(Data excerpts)
┄┄┄┄┄┄

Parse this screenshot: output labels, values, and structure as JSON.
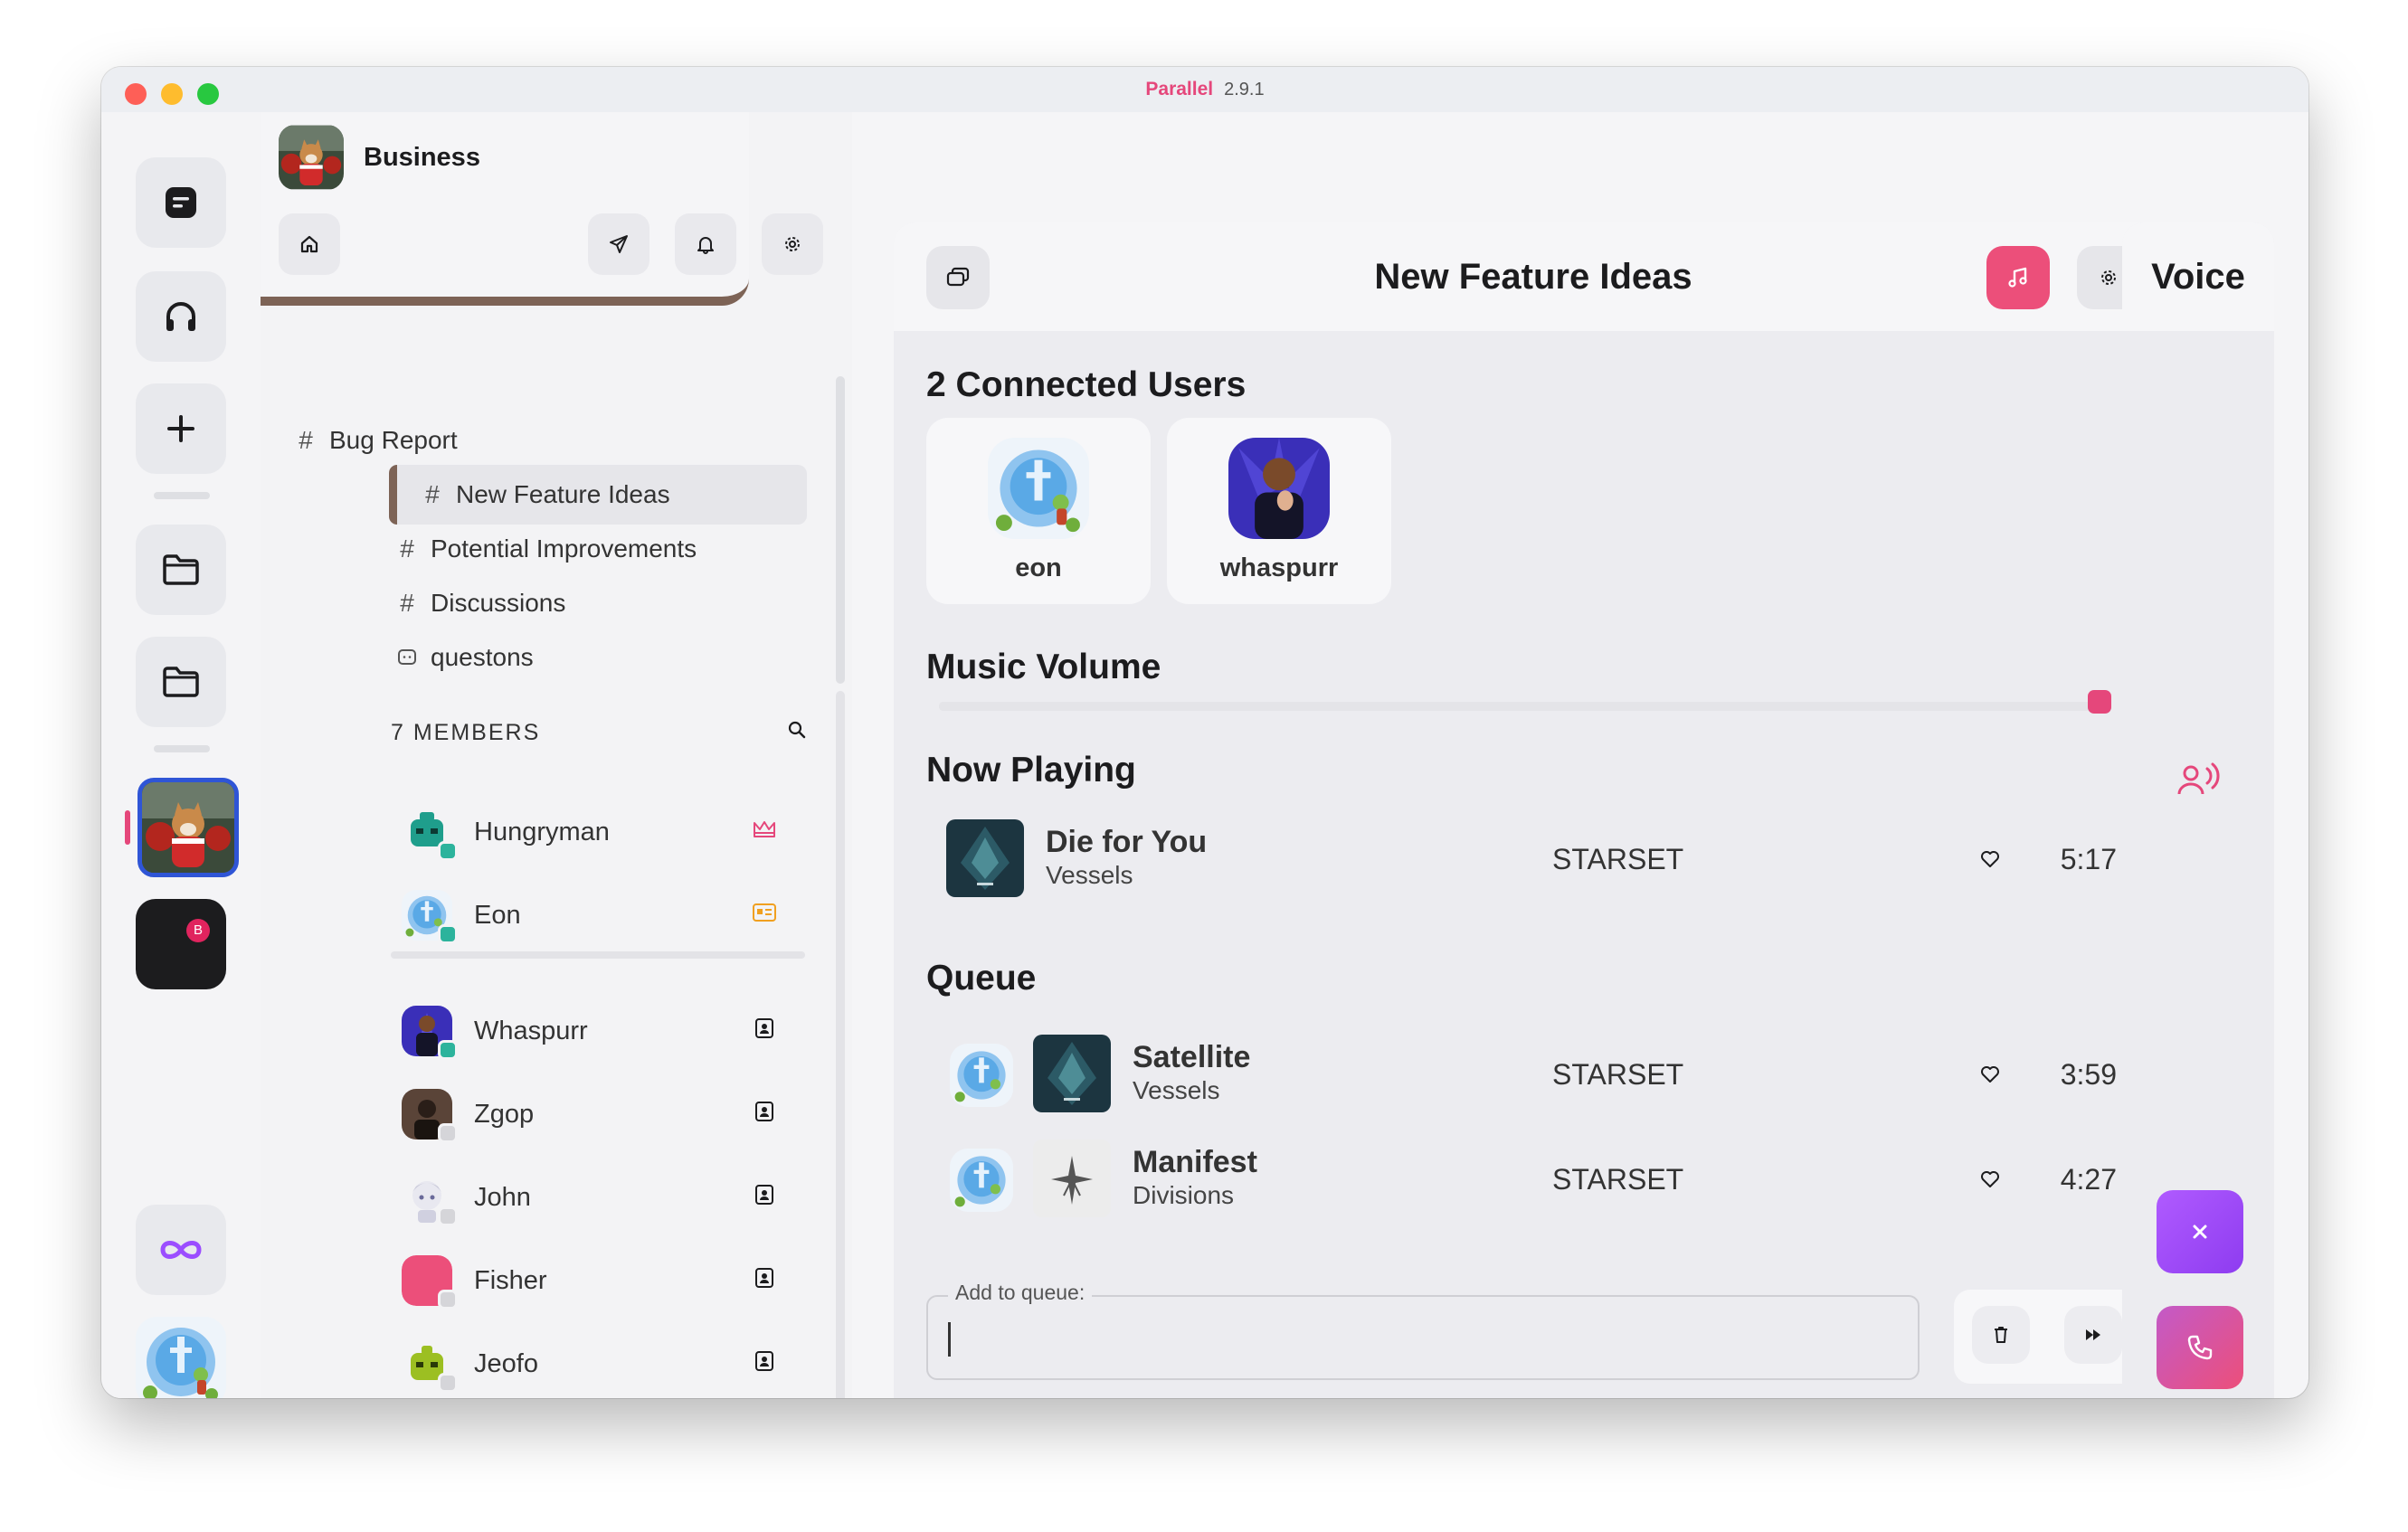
{
  "titlebar": {
    "app_name": "Parallel",
    "version": "2.9.1"
  },
  "server": {
    "name": "Business",
    "channels": [
      {
        "label": "Bug Report",
        "type": "text"
      },
      {
        "label": "New Feature Ideas",
        "type": "text",
        "active": true
      },
      {
        "label": "Potential Improvements",
        "type": "text"
      },
      {
        "label": "Discussions",
        "type": "text"
      },
      {
        "label": "questons",
        "type": "forum"
      }
    ],
    "members_label": "7 MEMBERS",
    "members": [
      {
        "name": "Hungryman",
        "status": "online",
        "badge": "crown-icon"
      },
      {
        "name": "Eon",
        "status": "online",
        "badge": "id-card-icon"
      },
      {
        "name": "Whaspurr",
        "status": "online",
        "badge": "contact-icon"
      },
      {
        "name": "Zgop",
        "status": "offline",
        "badge": "contact-icon"
      },
      {
        "name": "John",
        "status": "offline",
        "badge": "contact-icon"
      },
      {
        "name": "Fisher",
        "status": "offline",
        "badge": "contact-icon"
      },
      {
        "name": "Jeofo",
        "status": "offline",
        "badge": "contact-icon"
      }
    ]
  },
  "rail": {
    "server_b_badge": "B"
  },
  "main": {
    "title": "New Feature Ideas",
    "connected_title": "2 Connected Users",
    "connected_users": [
      {
        "name": "eon"
      },
      {
        "name": "whaspurr"
      }
    ],
    "volume_title": "Music Volume",
    "volume_level": 1.0,
    "now_playing_title": "Now Playing",
    "now_playing": {
      "title": "Die for You",
      "album": "Vessels",
      "artist": "STARSET",
      "duration": "5:17",
      "more": "···"
    },
    "queue_title": "Queue",
    "queue": [
      {
        "title": "Satellite",
        "album": "Vessels",
        "artist": "STARSET",
        "duration": "3:59",
        "more": "···"
      },
      {
        "title": "Manifest",
        "album": "Divisions",
        "artist": "STARSET",
        "duration": "4:27",
        "more": "···"
      }
    ],
    "add_to_queue_label": "Add to queue:",
    "add_to_queue_value": ""
  },
  "voice": {
    "title": "Voice"
  },
  "colors": {
    "accent": "#e5477b",
    "purple": "#9b4dff",
    "brown": "#7d6356",
    "online": "#2cb39c"
  }
}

┄┄┄┄┄┄

● **THE EXERCISE**
Leaving aside the images, write out the entries above word for word.

● **RESULT FOR THIS TASK**
Parse this screenshot: output labels, values, and structure as JSON.
{
  "titlebar": {
    "app_name": "Parallel",
    "version": "2.9.1"
  },
  "server": {
    "name": "Business",
    "channels": [
      {
        "label": "Bug Report",
        "type": "text"
      },
      {
        "label": "New Feature Ideas",
        "type": "text",
        "active": true
      },
      {
        "label": "Potential Improvements",
        "type": "text"
      },
      {
        "label": "Discussions",
        "type": "text"
      },
      {
        "label": "questons",
        "type": "forum"
      }
    ],
    "members_label": "7 MEMBERS",
    "members": [
      {
        "name": "Hungryman",
        "status": "online",
        "badge": "crown-icon"
      },
      {
        "name": "Eon",
        "status": "online",
        "badge": "id-card-icon"
      },
      {
        "name": "Whaspurr",
        "status": "online",
        "badge": "contact-icon"
      },
      {
        "name": "Zgop",
        "status": "offline",
        "badge": "contact-icon"
      },
      {
        "name": "John",
        "status": "offline",
        "badge": "contact-icon"
      },
      {
        "name": "Fisher",
        "status": "offline",
        "badge": "contact-icon"
      },
      {
        "name": "Jeofo",
        "status": "offline",
        "badge": "contact-icon"
      }
    ]
  },
  "rail": {
    "server_b_badge": "B"
  },
  "main": {
    "title": "New Feature Ideas",
    "connected_title": "2 Connected Users",
    "connected_users": [
      {
        "name": "eon"
      },
      {
        "name": "whaspurr"
      }
    ],
    "volume_title": "Music Volume",
    "volume_level": 1.0,
    "now_playing_title": "Now Playing",
    "now_playing": {
      "title": "Die for You",
      "album": "Vessels",
      "artist": "STARSET",
      "duration": "5:17",
      "more": "···"
    },
    "queue_title": "Queue",
    "queue": [
      {
        "title": "Satellite",
        "album": "Vessels",
        "artist": "STARSET",
        "duration": "3:59",
        "more": "···"
      },
      {
        "title": "Manifest",
        "album": "Divisions",
        "artist": "STARSET",
        "duration": "4:27",
        "more": "···"
      }
    ],
    "add_to_queue_label": "Add to queue:",
    "add_to_queue_value": ""
  },
  "voice": {
    "title": "Voice"
  },
  "colors": {
    "accent": "#e5477b",
    "purple": "#9b4dff",
    "brown": "#7d6356",
    "online": "#2cb39c"
  }
}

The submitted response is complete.